Below is some material; set it all down exactly, apart from the pictures.

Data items
--
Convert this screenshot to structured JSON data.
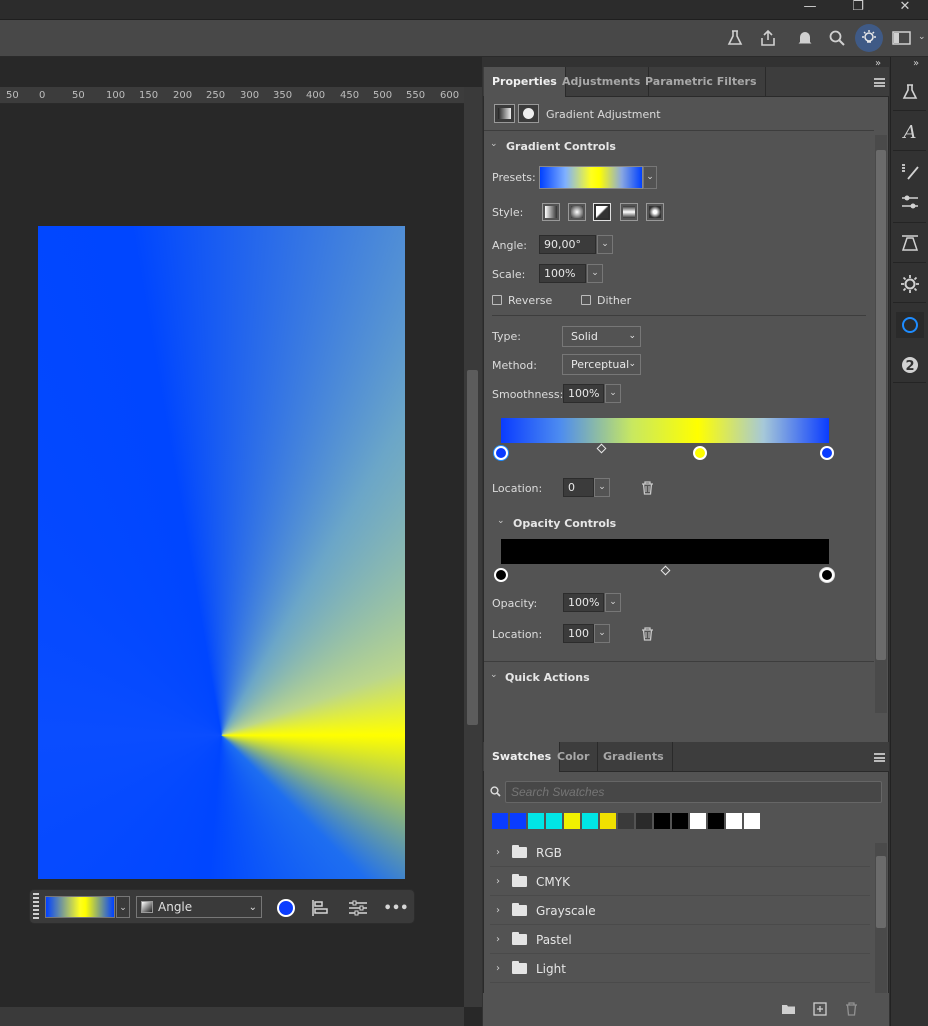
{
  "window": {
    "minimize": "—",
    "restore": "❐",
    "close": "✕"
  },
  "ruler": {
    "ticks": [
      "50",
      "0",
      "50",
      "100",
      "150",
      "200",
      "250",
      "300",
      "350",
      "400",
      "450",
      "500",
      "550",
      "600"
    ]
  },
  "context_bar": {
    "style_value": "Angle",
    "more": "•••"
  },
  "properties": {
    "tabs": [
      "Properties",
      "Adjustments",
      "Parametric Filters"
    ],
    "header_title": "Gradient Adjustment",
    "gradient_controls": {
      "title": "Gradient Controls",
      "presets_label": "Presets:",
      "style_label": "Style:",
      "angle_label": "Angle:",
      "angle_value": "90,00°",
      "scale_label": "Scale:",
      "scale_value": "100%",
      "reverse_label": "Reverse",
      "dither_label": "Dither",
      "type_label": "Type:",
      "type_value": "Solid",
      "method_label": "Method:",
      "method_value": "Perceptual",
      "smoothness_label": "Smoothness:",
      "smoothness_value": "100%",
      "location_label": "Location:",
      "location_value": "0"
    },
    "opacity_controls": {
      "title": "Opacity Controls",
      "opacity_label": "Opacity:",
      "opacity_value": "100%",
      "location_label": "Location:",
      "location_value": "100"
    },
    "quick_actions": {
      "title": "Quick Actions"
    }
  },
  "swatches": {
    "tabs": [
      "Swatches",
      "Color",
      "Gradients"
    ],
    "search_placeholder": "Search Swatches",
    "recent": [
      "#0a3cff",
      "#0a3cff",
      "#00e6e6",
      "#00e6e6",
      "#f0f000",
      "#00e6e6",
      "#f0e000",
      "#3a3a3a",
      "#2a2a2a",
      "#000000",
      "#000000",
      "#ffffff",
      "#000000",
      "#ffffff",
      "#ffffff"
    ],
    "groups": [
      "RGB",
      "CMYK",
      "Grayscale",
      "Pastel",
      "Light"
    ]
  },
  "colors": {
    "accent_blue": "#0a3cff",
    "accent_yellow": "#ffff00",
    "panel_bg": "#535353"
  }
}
--
**SOLUTION:**
Convert this screenshot to structured JSON data.
{
  "window": {
    "minimize": "—",
    "restore": "❐",
    "close": "✕"
  },
  "ruler": {
    "ticks": [
      "50",
      "0",
      "50",
      "100",
      "150",
      "200",
      "250",
      "300",
      "350",
      "400",
      "450",
      "500",
      "550",
      "600"
    ]
  },
  "context_bar": {
    "style_value": "Angle",
    "more": "•••"
  },
  "properties": {
    "tabs": [
      "Properties",
      "Adjustments",
      "Parametric Filters"
    ],
    "header_title": "Gradient Adjustment",
    "gradient_controls": {
      "title": "Gradient Controls",
      "presets_label": "Presets:",
      "style_label": "Style:",
      "angle_label": "Angle:",
      "angle_value": "90,00°",
      "scale_label": "Scale:",
      "scale_value": "100%",
      "reverse_label": "Reverse",
      "dither_label": "Dither",
      "type_label": "Type:",
      "type_value": "Solid",
      "method_label": "Method:",
      "method_value": "Perceptual",
      "smoothness_label": "Smoothness:",
      "smoothness_value": "100%",
      "location_label": "Location:",
      "location_value": "0"
    },
    "opacity_controls": {
      "title": "Opacity Controls",
      "opacity_label": "Opacity:",
      "opacity_value": "100%",
      "location_label": "Location:",
      "location_value": "100"
    },
    "quick_actions": {
      "title": "Quick Actions"
    }
  },
  "swatches": {
    "tabs": [
      "Swatches",
      "Color",
      "Gradients"
    ],
    "search_placeholder": "Search Swatches",
    "recent": [
      "#0a3cff",
      "#0a3cff",
      "#00e6e6",
      "#00e6e6",
      "#f0f000",
      "#00e6e6",
      "#f0e000",
      "#3a3a3a",
      "#2a2a2a",
      "#000000",
      "#000000",
      "#ffffff",
      "#000000",
      "#ffffff",
      "#ffffff"
    ],
    "groups": [
      "RGB",
      "CMYK",
      "Grayscale",
      "Pastel",
      "Light"
    ]
  },
  "colors": {
    "accent_blue": "#0a3cff",
    "accent_yellow": "#ffff00",
    "panel_bg": "#535353"
  }
}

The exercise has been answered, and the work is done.